> [What is asked] Reproduce the material exactly, omitting nothing.
╔══
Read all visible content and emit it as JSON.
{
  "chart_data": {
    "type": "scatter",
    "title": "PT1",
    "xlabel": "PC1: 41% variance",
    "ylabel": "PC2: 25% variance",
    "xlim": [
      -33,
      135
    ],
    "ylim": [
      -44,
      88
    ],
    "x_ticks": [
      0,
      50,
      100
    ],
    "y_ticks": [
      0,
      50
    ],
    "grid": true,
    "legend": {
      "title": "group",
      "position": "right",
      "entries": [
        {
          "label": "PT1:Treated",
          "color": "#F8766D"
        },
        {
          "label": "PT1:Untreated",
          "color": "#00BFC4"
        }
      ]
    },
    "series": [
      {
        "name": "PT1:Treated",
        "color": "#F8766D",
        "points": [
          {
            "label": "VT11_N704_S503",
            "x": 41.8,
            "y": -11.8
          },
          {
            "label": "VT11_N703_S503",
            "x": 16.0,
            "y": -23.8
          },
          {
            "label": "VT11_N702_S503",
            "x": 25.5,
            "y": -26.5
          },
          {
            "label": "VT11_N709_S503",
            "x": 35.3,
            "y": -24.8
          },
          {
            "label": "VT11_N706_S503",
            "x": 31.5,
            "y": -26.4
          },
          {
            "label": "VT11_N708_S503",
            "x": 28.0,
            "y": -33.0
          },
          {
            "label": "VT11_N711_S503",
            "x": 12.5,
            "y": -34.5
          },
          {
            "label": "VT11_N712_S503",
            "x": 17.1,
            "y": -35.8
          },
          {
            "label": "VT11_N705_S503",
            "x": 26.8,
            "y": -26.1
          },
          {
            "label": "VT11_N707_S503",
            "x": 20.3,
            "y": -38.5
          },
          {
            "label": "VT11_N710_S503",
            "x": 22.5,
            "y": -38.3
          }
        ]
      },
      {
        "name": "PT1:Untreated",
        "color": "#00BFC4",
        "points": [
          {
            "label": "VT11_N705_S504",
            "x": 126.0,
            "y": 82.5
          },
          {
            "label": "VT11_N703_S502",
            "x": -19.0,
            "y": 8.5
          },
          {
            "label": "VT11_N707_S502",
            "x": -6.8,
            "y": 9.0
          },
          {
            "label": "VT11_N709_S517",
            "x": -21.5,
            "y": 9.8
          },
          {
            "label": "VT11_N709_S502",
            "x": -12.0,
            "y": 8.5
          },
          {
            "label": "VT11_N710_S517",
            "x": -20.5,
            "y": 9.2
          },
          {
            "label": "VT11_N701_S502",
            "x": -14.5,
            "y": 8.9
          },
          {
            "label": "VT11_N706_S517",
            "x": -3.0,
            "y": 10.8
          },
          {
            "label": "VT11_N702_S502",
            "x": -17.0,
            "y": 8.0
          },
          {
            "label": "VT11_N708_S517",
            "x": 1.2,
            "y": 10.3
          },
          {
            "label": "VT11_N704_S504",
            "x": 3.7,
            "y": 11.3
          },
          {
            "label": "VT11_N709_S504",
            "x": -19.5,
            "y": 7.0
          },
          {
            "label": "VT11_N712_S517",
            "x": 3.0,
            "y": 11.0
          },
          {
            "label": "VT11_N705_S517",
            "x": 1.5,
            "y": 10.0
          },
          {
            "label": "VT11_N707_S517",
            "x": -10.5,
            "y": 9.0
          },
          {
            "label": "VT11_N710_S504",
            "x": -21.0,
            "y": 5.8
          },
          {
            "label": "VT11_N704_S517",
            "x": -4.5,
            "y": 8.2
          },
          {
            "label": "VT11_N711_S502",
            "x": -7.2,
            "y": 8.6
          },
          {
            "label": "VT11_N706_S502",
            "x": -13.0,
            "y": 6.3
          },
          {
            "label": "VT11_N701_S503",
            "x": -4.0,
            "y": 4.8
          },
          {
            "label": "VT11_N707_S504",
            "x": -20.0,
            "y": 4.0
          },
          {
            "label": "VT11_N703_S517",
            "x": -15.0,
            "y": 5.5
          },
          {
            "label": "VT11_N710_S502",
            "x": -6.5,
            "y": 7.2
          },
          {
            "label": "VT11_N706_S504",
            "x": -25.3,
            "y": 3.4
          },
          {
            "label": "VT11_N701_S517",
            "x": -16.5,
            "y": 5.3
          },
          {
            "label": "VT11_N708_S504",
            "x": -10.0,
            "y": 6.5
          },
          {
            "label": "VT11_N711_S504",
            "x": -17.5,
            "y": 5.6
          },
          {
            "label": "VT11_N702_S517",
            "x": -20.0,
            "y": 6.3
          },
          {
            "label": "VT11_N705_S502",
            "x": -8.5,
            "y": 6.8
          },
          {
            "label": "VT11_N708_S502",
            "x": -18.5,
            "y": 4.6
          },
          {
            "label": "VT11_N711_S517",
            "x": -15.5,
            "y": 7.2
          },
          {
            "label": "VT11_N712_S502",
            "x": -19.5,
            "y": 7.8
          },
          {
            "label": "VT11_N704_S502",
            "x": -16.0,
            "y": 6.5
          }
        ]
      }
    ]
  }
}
╚══
> [Full solution]
Read all visible content and emit it as JSON.
{
  "chart_data": {
    "type": "scatter",
    "title": "PT1",
    "xlabel": "PC1: 41% variance",
    "ylabel": "PC2: 25% variance",
    "xlim": [
      -33,
      135
    ],
    "ylim": [
      -44,
      88
    ],
    "x_ticks": [
      0,
      50,
      100
    ],
    "y_ticks": [
      0,
      50
    ],
    "grid": true,
    "legend": {
      "title": "group",
      "position": "right",
      "entries": [
        {
          "label": "PT1:Treated",
          "color": "#F8766D"
        },
        {
          "label": "PT1:Untreated",
          "color": "#00BFC4"
        }
      ]
    },
    "series": [
      {
        "name": "PT1:Treated",
        "color": "#F8766D",
        "points": [
          {
            "label": "VT11_N704_S503",
            "x": 41.8,
            "y": -11.8
          },
          {
            "label": "VT11_N703_S503",
            "x": 16.0,
            "y": -23.8
          },
          {
            "label": "VT11_N702_S503",
            "x": 25.5,
            "y": -26.5
          },
          {
            "label": "VT11_N709_S503",
            "x": 35.3,
            "y": -24.8
          },
          {
            "label": "VT11_N706_S503",
            "x": 31.5,
            "y": -26.4
          },
          {
            "label": "VT11_N708_S503",
            "x": 28.0,
            "y": -33.0
          },
          {
            "label": "VT11_N711_S503",
            "x": 12.5,
            "y": -34.5
          },
          {
            "label": "VT11_N712_S503",
            "x": 17.1,
            "y": -35.8
          },
          {
            "label": "VT11_N705_S503",
            "x": 26.8,
            "y": -26.1
          },
          {
            "label": "VT11_N707_S503",
            "x": 20.3,
            "y": -38.5
          },
          {
            "label": "VT11_N710_S503",
            "x": 22.5,
            "y": -38.3
          }
        ]
      },
      {
        "name": "PT1:Untreated",
        "color": "#00BFC4",
        "points": [
          {
            "label": "VT11_N705_S504",
            "x": 126.0,
            "y": 82.5
          },
          {
            "label": "VT11_N703_S502",
            "x": -19.0,
            "y": 8.5
          },
          {
            "label": "VT11_N707_S502",
            "x": -6.8,
            "y": 9.0
          },
          {
            "label": "VT11_N709_S517",
            "x": -21.5,
            "y": 9.8
          },
          {
            "label": "VT11_N709_S502",
            "x": -12.0,
            "y": 8.5
          },
          {
            "label": "VT11_N710_S517",
            "x": -20.5,
            "y": 9.2
          },
          {
            "label": "VT11_N701_S502",
            "x": -14.5,
            "y": 8.9
          },
          {
            "label": "VT11_N706_S517",
            "x": -3.0,
            "y": 10.8
          },
          {
            "label": "VT11_N702_S502",
            "x": -17.0,
            "y": 8.0
          },
          {
            "label": "VT11_N708_S517",
            "x": 1.2,
            "y": 10.3
          },
          {
            "label": "VT11_N704_S504",
            "x": 3.7,
            "y": 11.3
          },
          {
            "label": "VT11_N709_S504",
            "x": -19.5,
            "y": 7.0
          },
          {
            "label": "VT11_N712_S517",
            "x": 3.0,
            "y": 11.0
          },
          {
            "label": "VT11_N705_S517",
            "x": 1.5,
            "y": 10.0
          },
          {
            "label": "VT11_N707_S517",
            "x": -10.5,
            "y": 9.0
          },
          {
            "label": "VT11_N710_S504",
            "x": -21.0,
            "y": 5.8
          },
          {
            "label": "VT11_N704_S517",
            "x": -4.5,
            "y": 8.2
          },
          {
            "label": "VT11_N711_S502",
            "x": -7.2,
            "y": 8.6
          },
          {
            "label": "VT11_N706_S502",
            "x": -13.0,
            "y": 6.3
          },
          {
            "label": "VT11_N701_S503",
            "x": -4.0,
            "y": 4.8
          },
          {
            "label": "VT11_N707_S504",
            "x": -20.0,
            "y": 4.0
          },
          {
            "label": "VT11_N703_S517",
            "x": -15.0,
            "y": 5.5
          },
          {
            "label": "VT11_N710_S502",
            "x": -6.5,
            "y": 7.2
          },
          {
            "label": "VT11_N706_S504",
            "x": -25.3,
            "y": 3.4
          },
          {
            "label": "VT11_N701_S517",
            "x": -16.5,
            "y": 5.3
          },
          {
            "label": "VT11_N708_S504",
            "x": -10.0,
            "y": 6.5
          },
          {
            "label": "VT11_N711_S504",
            "x": -17.5,
            "y": 5.6
          },
          {
            "label": "VT11_N702_S517",
            "x": -20.0,
            "y": 6.3
          },
          {
            "label": "VT11_N705_S502",
            "x": -8.5,
            "y": 6.8
          },
          {
            "label": "VT11_N708_S502",
            "x": -18.5,
            "y": 4.6
          },
          {
            "label": "VT11_N711_S517",
            "x": -15.5,
            "y": 7.2
          },
          {
            "label": "VT11_N712_S502",
            "x": -19.5,
            "y": 7.8
          },
          {
            "label": "VT11_N704_S502",
            "x": -16.0,
            "y": 6.5
          }
        ]
      }
    ]
  }
}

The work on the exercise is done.